■ Work instructions
Report every line of the records below that contains the word "axis".

■ Records supplied

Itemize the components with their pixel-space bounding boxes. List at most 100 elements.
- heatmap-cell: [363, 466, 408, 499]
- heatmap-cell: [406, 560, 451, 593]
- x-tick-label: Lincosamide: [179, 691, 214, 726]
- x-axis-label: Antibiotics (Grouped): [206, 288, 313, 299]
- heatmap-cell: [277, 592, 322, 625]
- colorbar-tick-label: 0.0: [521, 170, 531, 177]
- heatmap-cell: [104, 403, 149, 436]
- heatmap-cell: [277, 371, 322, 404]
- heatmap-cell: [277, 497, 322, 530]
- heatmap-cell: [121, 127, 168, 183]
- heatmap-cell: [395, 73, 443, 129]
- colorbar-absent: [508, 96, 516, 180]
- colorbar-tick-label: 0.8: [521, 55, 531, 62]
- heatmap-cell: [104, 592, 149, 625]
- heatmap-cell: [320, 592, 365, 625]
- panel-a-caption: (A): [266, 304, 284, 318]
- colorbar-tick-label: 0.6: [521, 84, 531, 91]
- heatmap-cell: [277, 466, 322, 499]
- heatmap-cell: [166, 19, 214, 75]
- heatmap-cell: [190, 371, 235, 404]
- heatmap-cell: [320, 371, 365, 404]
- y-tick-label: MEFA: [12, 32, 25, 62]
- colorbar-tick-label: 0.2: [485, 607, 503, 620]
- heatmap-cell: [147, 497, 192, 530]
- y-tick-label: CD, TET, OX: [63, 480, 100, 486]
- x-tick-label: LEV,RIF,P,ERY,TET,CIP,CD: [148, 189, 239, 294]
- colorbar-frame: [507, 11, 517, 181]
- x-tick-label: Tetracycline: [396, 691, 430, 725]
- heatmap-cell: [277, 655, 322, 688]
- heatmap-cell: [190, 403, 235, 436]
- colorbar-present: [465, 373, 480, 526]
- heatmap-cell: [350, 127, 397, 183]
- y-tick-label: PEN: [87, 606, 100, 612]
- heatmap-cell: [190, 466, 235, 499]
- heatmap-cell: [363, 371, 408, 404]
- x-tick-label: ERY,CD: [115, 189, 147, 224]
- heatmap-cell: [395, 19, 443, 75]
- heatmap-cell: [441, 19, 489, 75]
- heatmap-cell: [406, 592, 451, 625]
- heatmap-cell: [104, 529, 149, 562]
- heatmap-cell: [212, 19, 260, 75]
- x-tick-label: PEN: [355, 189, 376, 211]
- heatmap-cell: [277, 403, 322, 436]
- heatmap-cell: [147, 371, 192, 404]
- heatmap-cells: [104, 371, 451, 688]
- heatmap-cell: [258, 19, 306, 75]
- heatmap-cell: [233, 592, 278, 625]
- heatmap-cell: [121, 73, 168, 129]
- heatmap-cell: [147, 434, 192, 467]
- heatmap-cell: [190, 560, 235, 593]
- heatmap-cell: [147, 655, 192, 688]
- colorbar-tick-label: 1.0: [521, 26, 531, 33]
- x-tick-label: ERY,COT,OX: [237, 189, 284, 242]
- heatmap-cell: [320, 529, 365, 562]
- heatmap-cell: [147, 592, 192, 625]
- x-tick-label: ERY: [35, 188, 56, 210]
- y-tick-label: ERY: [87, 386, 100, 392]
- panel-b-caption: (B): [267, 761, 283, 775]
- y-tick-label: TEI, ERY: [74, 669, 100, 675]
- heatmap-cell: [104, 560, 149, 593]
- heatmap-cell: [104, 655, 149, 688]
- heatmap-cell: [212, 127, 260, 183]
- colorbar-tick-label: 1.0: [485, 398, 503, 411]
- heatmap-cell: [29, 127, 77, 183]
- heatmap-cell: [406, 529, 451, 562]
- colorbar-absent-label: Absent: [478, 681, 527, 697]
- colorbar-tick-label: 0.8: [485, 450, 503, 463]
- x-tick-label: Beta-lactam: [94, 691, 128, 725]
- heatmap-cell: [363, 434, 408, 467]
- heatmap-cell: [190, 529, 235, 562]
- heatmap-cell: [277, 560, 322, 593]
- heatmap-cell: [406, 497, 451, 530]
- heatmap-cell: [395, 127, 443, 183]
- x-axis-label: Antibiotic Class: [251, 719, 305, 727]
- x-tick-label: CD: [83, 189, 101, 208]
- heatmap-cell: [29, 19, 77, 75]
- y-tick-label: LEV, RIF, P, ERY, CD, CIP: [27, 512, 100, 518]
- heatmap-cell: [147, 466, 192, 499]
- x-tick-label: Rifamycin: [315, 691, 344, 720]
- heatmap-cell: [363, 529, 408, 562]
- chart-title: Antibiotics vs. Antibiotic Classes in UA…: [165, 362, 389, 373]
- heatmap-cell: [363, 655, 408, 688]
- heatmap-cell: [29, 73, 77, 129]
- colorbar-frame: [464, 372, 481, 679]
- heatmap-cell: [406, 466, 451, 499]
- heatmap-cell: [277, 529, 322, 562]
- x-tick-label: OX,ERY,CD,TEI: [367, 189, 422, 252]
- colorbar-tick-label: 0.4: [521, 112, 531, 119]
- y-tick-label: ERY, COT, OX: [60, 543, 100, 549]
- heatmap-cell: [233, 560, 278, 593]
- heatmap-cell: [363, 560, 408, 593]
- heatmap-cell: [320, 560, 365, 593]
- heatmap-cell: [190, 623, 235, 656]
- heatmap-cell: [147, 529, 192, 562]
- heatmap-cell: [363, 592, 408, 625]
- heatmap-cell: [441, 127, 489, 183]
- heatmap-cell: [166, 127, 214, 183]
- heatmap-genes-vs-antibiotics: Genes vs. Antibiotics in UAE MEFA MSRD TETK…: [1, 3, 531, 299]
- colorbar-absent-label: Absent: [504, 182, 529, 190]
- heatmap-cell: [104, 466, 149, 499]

■ Completed task
- x-axis-label: Antibiotics (Grouped): [206, 288, 313, 299]
- x-axis-label: Antibiotic Class: [251, 719, 305, 727]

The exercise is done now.